> **AUSGEWÄHLTER AUSZUG**:
◆ ◆ ◆

Ayka

Drama, Russland/Deutschland/Polen/Kasachstan/China 2018

Eine Kirgisin, jung und illegal, versucht in Moskau zu überleben. Sie bekommt ein Kind, verschwindet danach auf der Toilette des Krankenhauses durchs Fenster. Eine Chance, mit dem Neugeborenen in der russischen Metropole durchzukommen, gibt es für Ayka (Samal Yeslyamova) nicht, sie lässt es in der Klinik zurück. Ayka rennt in ihrem viel zu dünnen Parka im Schneetreiben durch die Stadt, ihr Telefon klingelt unentwegt, Geld wird gefordert, sie wird angeschrien, sie rennt weiter, sie macht viel zu viele, viel zu harte Jobs, gepeinigt von Nachblutungen, von dem ununterdrückbaren Verlangen, ihr Kind wieder zu finden. Sie wird um ihren Lohn betrogen, verliert Jobs, sucht neue, das Telefon klingelt, der Druck wird größer, Zahltag ist immer nur für ihre Gläubiger, nie für Ayka. Das tief verschneite Moskau ist brüllend laut, martialisch, aggressiv. Sein Sound durchdringt alles, auch nachts gibt es kein Entkommen, in der Massenunterkunft keine Stille, keine Rückzugsmöglichkeit.
Regisseur Sergei Dvortsevoy inszeniert Moskau als moderne Hölle, kalt, menschenverachtend, ausweglos. Der nervige Sound gestattet keine Distanz, auch die wackelige Kamera ist immer etwas zu nah an Ayka, es gibt keine Spielräume für die Figur und keine Möglichkeit für die Zuschauenden, sich zu entziehen. Samal Yeslyamova erhielt für die Rolle der kämpfenden Kirgisin die Goldene Palme in Cannes. Sie schafft es, überzeugend eine Figur auszufüllen, die sich mit unbändigem Überlebenswillen den Regeln eines feindlichen Systems unterwirft und der alle Mittel recht sind, um zu überleben. Man möchte sie unbedingt als Sympathieträgerin sehen, als Identifikationsfigur - Sergei Dvortsevoy verweigert dem Publikum diesen Ausweg konsequent. Kleine Menschen, starke Bilder, große Kunst. Ein harter, unbequemer Film.

◆ ◆ ◆

> **GESPEICHERTE DATEN**:
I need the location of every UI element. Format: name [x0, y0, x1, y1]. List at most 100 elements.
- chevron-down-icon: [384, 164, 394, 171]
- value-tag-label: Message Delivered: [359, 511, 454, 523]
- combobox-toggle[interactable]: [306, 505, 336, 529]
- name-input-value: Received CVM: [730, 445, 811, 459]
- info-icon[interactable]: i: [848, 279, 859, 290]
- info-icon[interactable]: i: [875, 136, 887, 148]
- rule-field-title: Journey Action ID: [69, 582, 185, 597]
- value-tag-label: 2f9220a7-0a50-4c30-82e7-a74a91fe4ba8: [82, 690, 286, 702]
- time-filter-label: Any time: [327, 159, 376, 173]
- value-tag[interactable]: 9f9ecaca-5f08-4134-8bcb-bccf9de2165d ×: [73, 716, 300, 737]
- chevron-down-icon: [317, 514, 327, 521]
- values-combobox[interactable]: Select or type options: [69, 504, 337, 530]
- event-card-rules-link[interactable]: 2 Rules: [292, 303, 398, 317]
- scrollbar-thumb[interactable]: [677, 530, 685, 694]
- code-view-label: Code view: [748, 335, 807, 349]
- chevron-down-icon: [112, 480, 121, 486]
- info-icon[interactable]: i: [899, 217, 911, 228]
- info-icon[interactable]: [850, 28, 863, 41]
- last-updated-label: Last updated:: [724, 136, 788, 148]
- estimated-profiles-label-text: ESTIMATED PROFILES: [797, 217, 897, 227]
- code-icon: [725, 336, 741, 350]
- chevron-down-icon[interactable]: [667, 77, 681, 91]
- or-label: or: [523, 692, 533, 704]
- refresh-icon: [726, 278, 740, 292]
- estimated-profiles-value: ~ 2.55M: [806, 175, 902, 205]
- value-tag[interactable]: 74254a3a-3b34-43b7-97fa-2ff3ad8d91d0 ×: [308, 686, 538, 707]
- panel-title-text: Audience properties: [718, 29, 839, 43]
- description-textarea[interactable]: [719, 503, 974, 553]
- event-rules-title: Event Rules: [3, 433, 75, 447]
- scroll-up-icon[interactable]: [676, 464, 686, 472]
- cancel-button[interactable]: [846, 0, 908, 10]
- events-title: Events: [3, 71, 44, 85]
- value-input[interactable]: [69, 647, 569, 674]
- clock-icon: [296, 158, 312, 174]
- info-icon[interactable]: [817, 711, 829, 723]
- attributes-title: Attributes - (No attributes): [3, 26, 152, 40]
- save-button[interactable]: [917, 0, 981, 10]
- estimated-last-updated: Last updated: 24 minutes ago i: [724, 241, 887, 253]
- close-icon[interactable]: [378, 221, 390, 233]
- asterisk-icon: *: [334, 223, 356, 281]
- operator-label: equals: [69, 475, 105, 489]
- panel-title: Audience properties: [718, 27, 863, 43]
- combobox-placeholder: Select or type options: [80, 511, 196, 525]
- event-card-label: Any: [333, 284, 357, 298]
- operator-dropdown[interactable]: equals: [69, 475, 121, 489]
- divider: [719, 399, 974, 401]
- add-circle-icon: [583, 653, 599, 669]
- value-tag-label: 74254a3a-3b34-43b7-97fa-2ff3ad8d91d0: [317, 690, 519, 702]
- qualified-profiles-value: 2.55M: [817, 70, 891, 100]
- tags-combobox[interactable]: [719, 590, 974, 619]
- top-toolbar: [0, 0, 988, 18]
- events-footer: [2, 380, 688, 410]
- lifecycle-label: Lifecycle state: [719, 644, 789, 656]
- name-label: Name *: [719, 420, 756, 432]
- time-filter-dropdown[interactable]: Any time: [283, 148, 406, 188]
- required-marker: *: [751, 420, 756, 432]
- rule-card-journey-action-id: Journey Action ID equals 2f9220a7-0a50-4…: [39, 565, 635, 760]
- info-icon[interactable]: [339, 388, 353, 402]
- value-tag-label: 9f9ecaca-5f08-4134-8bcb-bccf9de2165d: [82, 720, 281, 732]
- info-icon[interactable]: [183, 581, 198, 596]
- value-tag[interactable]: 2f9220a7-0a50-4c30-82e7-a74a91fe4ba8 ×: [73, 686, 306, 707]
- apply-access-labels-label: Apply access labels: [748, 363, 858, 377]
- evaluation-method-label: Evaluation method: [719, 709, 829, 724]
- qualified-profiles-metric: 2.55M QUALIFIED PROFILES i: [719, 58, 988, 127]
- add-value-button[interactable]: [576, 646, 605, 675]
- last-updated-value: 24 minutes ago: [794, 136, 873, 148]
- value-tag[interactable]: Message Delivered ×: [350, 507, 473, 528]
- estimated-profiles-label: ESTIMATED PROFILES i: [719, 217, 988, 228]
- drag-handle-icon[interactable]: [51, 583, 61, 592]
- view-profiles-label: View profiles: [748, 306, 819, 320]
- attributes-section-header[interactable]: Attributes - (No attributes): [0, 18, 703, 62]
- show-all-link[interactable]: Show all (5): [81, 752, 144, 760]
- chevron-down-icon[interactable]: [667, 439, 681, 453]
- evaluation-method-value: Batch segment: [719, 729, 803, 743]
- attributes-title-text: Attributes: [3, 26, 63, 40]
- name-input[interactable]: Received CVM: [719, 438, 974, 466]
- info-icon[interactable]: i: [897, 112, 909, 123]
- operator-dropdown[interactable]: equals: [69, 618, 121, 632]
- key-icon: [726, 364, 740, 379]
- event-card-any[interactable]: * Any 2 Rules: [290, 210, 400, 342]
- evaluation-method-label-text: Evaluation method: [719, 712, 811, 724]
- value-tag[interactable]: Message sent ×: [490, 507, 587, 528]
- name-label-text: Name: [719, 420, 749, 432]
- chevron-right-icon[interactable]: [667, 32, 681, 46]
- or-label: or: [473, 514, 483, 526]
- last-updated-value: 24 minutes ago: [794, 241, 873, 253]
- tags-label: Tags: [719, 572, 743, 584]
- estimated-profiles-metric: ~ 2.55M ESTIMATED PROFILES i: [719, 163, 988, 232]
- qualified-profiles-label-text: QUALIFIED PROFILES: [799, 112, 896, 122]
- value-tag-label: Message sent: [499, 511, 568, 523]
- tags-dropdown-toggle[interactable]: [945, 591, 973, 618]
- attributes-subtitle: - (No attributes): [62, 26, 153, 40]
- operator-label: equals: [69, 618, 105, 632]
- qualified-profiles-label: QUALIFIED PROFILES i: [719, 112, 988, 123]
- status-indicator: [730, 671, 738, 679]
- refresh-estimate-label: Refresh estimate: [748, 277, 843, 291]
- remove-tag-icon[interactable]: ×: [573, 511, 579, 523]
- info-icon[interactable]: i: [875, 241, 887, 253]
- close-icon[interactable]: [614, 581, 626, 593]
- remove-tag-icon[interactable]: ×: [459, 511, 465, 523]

◆ ◆ ◆

> **ARBEITSANWEISUNG**:
Ändere den Abschnitt aus dem Text über den Film „Ayka", der bei „Regisseur Sergei Dvortsevoy" beginnt und bei „harter, unbequemer Film." endet. Gib ihn vollständig wieder und setze dabei „unruhige Kamera" an die Stelle von „wackelige Kamera".

> **ERGEBNIS**:
Regisseur Sergei Dvortsevoy inszeniert Moskau als moderne Hölle, kalt, menschenverachtend, ausweglos. Der nervige Sound gestattet keine Distanz, auch die unruhige Kamera ist immer etwas zu nah an Ayka, es gibt keine Spielräume für die Figur und keine Möglichkeit für die Zuschauenden, sich zu entziehen. Samal Yeslyamova erhielt für die Rolle der kämpfenden Kirgisin die Goldene Palme in Cannes. Sie schafft es, überzeugend eine Figur auszufüllen, die sich mit unbändigem Überlebenswillen den Regeln eines feindlichen Systems unterwirft und der alle Mittel recht sind, um zu überleben. Man möchte sie unbedingt als Sympathieträgerin sehen, als Identifikationsfigur - Sergei Dvortsevoy verweigert dem Publikum diesen Ausweg konsequent. Kleine Menschen, starke Bilder, große Kunst. Ein harter, unbequemer Film.